[Data tied to figure images]
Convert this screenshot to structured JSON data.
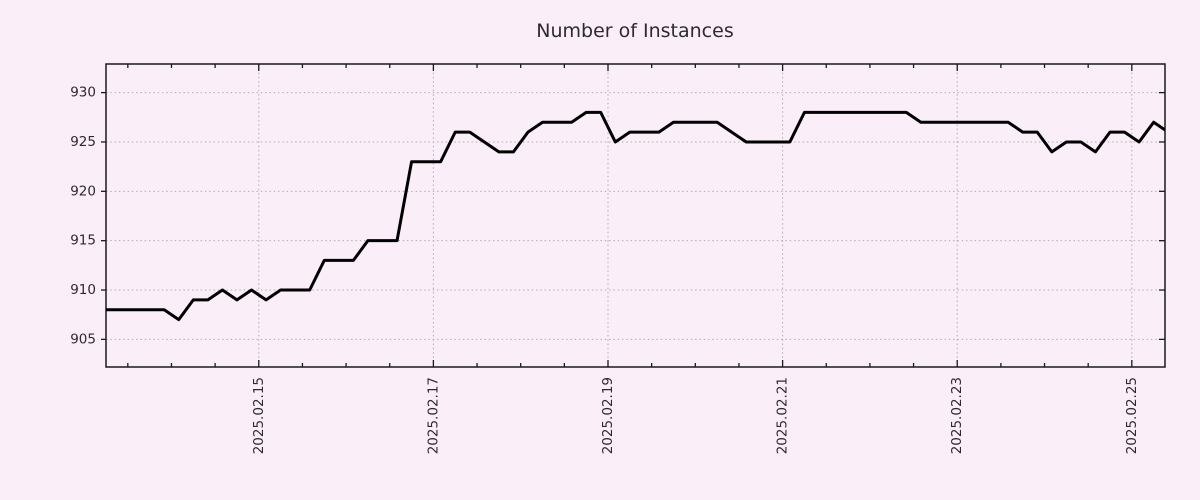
{
  "colors": {
    "background": "#faeef8",
    "line": "#000000",
    "grid": "#b5aab2",
    "border": "#1a1a1a",
    "text": "#2e2a31"
  },
  "chart_data": {
    "type": "line",
    "title": "Number of Instances",
    "x_axis": {
      "tick_labels": [
        "2025.02.15",
        "2025.02.17",
        "2025.02.19",
        "2025.02.21",
        "2025.02.23",
        "2025.02.25"
      ],
      "first_tick_day_offset": 1.75,
      "label_interval_days": 2,
      "minor_tick_interval_days": 0.5,
      "visible_span_days": 12.13,
      "grid_on_labeled_ticks": true
    },
    "y_axis": {
      "ticks": [
        905,
        910,
        915,
        920,
        925,
        930
      ],
      "min": 902.2,
      "max": 932.9,
      "grid": true
    },
    "legend": null,
    "series": [
      {
        "name": "Number of Instances",
        "color": "#000000",
        "sample_interval_days": 0.166667,
        "values": [
          908,
          908,
          908,
          908,
          908,
          907,
          909,
          909,
          910,
          909,
          910,
          909,
          910,
          910,
          910,
          913,
          913,
          913,
          915,
          915,
          915,
          923,
          923,
          923,
          926,
          926,
          925,
          924,
          924,
          926,
          927,
          927,
          927,
          928,
          928,
          925,
          926,
          926,
          926,
          927,
          927,
          927,
          927,
          926,
          925,
          925,
          925,
          925,
          928,
          928,
          928,
          928,
          928,
          928,
          928,
          928,
          927,
          927,
          927,
          927,
          927,
          927,
          927,
          926,
          926,
          924,
          925,
          925,
          924,
          926,
          926,
          925,
          927,
          926
        ]
      }
    ]
  }
}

Written task:
Quote every line of the records above exactly; no picture is to be copied.

Response for this exercise:
Convert this screenshot to structured JSON data.
{
  "colors": {
    "background": "#faeef8",
    "line": "#000000",
    "grid": "#b5aab2",
    "border": "#1a1a1a",
    "text": "#2e2a31"
  },
  "chart_data": {
    "type": "line",
    "title": "Number of Instances",
    "x_axis": {
      "tick_labels": [
        "2025.02.15",
        "2025.02.17",
        "2025.02.19",
        "2025.02.21",
        "2025.02.23",
        "2025.02.25"
      ],
      "first_tick_day_offset": 1.75,
      "label_interval_days": 2,
      "minor_tick_interval_days": 0.5,
      "visible_span_days": 12.13,
      "grid_on_labeled_ticks": true
    },
    "y_axis": {
      "ticks": [
        905,
        910,
        915,
        920,
        925,
        930
      ],
      "min": 902.2,
      "max": 932.9,
      "grid": true
    },
    "legend": null,
    "series": [
      {
        "name": "Number of Instances",
        "color": "#000000",
        "sample_interval_days": 0.166667,
        "values": [
          908,
          908,
          908,
          908,
          908,
          907,
          909,
          909,
          910,
          909,
          910,
          909,
          910,
          910,
          910,
          913,
          913,
          913,
          915,
          915,
          915,
          923,
          923,
          923,
          926,
          926,
          925,
          924,
          924,
          926,
          927,
          927,
          927,
          928,
          928,
          925,
          926,
          926,
          926,
          927,
          927,
          927,
          927,
          926,
          925,
          925,
          925,
          925,
          928,
          928,
          928,
          928,
          928,
          928,
          928,
          928,
          927,
          927,
          927,
          927,
          927,
          927,
          927,
          926,
          926,
          924,
          925,
          925,
          924,
          926,
          926,
          925,
          927,
          926
        ]
      }
    ]
  }
}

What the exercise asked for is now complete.